Begin

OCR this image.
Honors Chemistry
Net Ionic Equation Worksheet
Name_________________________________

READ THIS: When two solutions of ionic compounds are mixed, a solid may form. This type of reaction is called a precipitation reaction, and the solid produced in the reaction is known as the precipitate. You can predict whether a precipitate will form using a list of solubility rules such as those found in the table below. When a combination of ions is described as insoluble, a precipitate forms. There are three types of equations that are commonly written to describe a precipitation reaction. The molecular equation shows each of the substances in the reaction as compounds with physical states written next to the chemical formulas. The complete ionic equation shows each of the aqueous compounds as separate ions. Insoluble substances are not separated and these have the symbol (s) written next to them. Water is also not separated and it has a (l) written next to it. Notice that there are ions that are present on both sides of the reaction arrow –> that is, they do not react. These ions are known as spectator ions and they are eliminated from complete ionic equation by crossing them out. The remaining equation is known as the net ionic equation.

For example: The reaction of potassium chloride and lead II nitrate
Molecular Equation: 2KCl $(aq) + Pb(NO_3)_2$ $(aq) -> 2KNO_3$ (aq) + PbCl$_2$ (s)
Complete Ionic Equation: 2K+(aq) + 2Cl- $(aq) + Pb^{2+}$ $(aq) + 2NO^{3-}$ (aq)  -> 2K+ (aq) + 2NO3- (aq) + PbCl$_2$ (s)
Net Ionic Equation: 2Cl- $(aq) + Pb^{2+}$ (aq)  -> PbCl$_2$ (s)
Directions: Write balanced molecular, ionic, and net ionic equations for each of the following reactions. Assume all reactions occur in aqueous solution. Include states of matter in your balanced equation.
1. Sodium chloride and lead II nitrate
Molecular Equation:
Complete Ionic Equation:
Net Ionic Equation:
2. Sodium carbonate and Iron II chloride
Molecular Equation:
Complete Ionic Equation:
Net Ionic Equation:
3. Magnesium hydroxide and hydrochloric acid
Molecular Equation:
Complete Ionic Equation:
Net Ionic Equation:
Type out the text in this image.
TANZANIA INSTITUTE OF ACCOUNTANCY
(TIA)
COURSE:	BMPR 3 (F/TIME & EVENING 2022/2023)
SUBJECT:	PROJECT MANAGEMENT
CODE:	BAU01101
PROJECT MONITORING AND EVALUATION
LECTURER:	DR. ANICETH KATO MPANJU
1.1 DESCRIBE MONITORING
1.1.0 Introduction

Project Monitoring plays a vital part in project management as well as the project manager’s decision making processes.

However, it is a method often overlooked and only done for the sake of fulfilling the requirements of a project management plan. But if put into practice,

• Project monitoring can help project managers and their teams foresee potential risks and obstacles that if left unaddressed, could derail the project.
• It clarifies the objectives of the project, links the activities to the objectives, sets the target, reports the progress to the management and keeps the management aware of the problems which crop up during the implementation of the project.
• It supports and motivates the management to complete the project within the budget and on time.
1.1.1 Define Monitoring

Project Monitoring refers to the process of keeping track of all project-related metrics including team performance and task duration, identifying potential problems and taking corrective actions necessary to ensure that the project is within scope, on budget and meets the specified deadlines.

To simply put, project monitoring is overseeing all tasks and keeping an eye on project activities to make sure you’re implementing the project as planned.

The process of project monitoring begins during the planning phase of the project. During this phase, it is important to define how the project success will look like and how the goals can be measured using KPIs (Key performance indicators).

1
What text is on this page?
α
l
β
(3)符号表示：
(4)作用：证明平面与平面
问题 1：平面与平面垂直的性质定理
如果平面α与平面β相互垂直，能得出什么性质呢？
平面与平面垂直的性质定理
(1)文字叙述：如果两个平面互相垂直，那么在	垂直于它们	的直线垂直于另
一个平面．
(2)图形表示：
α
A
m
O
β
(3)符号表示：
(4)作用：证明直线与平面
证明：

End

• _What is being asked_: Restate the final lines of the listing above word for word, beginning at the line that contains "What text is on this page?".

• _Exercise answer_:
What text is on this page?
α
l
β
(3)符号表示：
(4)作用：证明平面与平面
问题 1：平面与平面垂直的性质定理
如果平面α与平面β相互垂直，能得出什么性质呢？
平面与平面垂直的性质定理
(1)文字叙述：如果两个平面互相垂直，那么在	垂直于它们	的直线垂直于另
一个平面．
(2)图形表示：
α
A
m
O
β
(3)符号表示：
(4)作用：证明直线与平面
证明：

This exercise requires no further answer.